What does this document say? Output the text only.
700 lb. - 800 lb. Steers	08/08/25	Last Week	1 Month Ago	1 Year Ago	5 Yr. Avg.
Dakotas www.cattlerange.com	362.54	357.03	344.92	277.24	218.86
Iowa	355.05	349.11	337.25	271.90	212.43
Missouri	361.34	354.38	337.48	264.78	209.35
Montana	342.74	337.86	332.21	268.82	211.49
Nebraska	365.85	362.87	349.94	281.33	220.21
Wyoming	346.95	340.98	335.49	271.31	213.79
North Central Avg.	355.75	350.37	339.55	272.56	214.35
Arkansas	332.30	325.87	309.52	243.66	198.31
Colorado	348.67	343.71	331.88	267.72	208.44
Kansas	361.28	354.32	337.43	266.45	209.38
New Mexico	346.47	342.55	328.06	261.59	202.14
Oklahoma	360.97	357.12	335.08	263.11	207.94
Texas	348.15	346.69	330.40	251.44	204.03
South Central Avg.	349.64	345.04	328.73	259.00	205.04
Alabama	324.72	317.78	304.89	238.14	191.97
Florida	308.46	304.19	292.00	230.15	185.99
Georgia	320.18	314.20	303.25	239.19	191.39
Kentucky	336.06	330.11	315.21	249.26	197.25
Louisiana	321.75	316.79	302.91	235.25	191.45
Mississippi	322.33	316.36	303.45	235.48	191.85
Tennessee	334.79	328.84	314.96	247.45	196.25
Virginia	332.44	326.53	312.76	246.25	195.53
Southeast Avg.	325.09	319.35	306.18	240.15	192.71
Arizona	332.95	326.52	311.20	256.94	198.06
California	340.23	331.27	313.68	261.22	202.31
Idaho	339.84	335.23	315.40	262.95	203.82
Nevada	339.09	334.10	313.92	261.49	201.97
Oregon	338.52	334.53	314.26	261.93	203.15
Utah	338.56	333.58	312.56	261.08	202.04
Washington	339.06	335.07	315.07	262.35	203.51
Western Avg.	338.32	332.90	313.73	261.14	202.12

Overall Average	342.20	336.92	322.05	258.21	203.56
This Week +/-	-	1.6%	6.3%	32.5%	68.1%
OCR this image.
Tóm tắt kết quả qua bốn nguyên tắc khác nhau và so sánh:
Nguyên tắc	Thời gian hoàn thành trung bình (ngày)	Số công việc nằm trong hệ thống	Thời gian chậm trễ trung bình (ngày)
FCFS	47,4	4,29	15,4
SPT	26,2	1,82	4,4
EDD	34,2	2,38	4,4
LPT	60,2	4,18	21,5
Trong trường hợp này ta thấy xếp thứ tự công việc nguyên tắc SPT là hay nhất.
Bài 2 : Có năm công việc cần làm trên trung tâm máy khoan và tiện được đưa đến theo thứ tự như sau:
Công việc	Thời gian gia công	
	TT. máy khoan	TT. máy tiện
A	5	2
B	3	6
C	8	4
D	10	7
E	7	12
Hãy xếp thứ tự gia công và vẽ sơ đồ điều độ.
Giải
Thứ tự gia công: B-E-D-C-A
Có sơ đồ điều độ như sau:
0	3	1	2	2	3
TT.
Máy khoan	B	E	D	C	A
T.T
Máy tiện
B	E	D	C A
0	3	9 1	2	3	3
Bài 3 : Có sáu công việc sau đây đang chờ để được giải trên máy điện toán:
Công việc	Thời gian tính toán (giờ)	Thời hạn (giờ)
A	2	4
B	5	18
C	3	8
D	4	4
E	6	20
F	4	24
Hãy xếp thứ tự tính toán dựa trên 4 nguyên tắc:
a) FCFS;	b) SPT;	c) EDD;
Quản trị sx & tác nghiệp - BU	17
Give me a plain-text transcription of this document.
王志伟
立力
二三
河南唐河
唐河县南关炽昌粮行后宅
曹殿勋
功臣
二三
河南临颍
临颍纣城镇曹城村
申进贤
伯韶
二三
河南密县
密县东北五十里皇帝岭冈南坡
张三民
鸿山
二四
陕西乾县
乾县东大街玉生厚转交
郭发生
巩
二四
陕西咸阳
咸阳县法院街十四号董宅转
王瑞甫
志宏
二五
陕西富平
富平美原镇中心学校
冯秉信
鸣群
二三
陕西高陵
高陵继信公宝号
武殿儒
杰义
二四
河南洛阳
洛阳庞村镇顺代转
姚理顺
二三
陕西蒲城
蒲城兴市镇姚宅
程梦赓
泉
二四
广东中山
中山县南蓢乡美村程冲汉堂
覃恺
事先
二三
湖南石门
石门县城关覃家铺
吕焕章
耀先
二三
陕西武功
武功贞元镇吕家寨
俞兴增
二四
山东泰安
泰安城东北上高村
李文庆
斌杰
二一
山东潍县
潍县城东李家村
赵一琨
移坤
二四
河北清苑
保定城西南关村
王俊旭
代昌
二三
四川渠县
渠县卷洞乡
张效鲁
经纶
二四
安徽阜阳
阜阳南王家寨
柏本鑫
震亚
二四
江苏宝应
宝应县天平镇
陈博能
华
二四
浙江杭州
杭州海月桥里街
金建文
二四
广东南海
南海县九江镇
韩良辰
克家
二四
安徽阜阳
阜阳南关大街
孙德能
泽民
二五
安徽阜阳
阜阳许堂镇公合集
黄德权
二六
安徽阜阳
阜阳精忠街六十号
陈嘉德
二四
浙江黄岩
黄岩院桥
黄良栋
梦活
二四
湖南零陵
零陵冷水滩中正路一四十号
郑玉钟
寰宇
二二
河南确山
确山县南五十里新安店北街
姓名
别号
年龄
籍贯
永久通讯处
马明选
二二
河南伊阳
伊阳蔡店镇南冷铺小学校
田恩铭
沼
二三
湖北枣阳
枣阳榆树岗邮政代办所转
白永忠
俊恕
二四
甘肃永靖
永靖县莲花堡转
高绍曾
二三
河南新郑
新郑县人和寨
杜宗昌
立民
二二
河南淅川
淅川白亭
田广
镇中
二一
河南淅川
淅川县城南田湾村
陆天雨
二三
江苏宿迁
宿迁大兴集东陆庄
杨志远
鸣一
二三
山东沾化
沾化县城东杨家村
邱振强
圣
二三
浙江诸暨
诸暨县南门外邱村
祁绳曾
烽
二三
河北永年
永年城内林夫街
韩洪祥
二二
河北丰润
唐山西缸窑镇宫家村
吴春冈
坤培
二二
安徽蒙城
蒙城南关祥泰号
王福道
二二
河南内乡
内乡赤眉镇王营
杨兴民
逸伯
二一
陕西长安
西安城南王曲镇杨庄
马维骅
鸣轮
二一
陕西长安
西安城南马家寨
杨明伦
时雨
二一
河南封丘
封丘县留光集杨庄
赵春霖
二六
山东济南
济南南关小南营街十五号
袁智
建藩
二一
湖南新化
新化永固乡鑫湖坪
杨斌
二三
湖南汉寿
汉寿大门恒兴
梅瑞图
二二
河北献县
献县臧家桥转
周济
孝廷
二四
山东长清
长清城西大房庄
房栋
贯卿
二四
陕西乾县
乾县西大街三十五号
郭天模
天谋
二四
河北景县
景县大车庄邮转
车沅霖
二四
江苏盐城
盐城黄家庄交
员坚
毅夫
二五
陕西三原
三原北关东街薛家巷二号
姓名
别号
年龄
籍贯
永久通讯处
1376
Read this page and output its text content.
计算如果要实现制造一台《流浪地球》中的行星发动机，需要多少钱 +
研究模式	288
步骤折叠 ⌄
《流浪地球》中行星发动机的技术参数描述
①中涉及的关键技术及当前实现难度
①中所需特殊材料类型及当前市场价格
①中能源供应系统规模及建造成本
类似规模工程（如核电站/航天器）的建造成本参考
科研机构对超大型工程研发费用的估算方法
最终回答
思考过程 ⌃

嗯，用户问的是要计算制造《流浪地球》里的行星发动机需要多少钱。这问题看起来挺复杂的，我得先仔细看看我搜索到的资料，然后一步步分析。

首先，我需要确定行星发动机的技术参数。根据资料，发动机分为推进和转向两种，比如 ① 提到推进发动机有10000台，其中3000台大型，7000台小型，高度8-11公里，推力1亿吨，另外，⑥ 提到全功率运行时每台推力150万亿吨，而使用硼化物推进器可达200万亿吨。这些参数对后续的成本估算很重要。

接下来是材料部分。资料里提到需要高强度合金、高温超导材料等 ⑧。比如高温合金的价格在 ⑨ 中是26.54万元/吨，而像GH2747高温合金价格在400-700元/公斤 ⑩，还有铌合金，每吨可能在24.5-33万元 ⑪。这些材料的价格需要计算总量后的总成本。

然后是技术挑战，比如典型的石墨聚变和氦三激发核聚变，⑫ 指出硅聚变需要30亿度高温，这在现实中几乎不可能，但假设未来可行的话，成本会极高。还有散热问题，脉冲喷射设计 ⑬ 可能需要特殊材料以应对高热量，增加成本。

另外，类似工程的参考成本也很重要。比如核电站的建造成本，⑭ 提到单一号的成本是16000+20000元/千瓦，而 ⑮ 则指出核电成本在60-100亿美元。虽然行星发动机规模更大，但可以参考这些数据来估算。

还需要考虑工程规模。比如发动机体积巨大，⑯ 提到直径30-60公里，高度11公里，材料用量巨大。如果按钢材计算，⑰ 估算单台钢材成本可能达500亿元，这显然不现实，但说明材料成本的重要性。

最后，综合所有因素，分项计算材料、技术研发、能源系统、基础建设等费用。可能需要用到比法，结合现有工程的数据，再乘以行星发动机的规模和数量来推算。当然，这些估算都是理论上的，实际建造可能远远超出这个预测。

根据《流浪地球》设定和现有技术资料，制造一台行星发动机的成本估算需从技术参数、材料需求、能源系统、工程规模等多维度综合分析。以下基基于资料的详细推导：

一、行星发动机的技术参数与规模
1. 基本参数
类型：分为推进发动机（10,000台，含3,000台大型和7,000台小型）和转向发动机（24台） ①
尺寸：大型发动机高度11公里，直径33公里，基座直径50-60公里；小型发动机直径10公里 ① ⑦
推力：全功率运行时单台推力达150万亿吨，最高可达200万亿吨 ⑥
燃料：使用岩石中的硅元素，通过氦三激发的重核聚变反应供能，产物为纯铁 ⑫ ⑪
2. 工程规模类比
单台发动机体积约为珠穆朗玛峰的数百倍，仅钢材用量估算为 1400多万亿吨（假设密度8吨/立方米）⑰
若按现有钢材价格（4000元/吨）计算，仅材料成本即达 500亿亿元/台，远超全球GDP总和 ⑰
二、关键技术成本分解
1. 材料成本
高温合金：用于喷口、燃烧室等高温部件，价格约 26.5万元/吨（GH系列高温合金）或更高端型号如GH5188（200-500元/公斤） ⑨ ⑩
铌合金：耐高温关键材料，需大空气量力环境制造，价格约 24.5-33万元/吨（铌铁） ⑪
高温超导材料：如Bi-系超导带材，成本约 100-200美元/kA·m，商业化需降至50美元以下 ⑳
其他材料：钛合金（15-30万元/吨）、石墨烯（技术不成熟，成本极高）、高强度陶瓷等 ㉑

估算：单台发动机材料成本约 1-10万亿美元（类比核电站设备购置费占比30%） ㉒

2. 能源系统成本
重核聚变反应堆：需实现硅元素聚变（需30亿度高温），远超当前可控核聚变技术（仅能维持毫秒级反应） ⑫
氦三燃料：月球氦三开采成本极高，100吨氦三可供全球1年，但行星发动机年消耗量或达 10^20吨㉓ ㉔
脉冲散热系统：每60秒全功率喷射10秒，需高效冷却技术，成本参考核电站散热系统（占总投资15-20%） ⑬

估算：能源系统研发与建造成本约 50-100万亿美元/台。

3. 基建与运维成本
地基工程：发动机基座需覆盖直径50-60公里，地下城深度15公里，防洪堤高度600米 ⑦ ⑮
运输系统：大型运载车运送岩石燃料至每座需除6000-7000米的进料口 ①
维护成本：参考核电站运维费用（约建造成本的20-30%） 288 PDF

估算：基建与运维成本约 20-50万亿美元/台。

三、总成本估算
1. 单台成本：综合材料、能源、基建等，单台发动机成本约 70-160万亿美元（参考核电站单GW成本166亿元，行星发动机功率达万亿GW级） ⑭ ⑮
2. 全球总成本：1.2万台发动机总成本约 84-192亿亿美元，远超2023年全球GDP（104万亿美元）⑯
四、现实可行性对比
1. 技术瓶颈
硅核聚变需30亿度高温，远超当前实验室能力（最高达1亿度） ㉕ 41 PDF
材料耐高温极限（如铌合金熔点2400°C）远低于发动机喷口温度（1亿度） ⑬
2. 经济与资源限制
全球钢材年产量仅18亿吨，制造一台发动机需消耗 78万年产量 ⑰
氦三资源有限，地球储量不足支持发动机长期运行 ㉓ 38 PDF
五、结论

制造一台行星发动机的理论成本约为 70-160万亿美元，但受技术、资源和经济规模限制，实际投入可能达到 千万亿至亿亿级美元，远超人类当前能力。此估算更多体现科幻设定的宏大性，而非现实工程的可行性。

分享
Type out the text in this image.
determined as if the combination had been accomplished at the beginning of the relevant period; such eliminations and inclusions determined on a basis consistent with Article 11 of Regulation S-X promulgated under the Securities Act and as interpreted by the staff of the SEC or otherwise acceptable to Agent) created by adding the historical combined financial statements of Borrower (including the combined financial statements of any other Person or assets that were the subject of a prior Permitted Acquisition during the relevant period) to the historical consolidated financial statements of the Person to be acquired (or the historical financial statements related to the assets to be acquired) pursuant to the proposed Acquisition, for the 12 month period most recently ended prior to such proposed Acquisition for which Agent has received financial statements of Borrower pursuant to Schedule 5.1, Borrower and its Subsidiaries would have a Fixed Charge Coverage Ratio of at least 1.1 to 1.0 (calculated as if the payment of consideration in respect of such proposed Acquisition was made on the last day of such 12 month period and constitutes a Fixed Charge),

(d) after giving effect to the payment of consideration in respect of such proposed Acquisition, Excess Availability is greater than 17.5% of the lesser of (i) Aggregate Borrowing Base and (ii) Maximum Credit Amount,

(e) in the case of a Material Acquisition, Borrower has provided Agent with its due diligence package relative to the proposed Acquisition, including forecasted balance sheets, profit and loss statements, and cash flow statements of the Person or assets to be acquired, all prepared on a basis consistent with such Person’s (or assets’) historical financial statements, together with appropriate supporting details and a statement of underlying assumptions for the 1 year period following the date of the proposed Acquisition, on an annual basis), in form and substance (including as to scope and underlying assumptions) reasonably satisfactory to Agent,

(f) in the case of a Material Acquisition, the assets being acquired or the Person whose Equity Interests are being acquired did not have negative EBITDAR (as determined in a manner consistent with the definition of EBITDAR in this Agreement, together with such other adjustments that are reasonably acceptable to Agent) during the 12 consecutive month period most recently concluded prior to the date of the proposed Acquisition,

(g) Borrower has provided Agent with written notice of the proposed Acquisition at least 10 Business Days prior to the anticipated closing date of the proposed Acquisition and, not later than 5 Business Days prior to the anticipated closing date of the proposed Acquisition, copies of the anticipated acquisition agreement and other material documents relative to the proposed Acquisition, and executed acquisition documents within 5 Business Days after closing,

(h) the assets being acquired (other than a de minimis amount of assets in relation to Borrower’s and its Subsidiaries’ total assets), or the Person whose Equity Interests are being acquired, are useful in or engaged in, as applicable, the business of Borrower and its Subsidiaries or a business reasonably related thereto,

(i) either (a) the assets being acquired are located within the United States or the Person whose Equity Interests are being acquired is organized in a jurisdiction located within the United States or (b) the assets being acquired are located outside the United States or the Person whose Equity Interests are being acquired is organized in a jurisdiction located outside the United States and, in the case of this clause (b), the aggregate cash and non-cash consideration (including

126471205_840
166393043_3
----------
- WRITTEN INSTRUCTION -
Check each line of the records for "khoan" and copy the ones that contain it.

- EXERCISE OUTPUT -
Bài 2 : Có năm công việc cần làm trên trung tâm máy khoan và tiện được đưa đến theo thứ tự như sau:
	TT. máy khoan	TT. máy tiện
Máy khoan	B	E	D	C	A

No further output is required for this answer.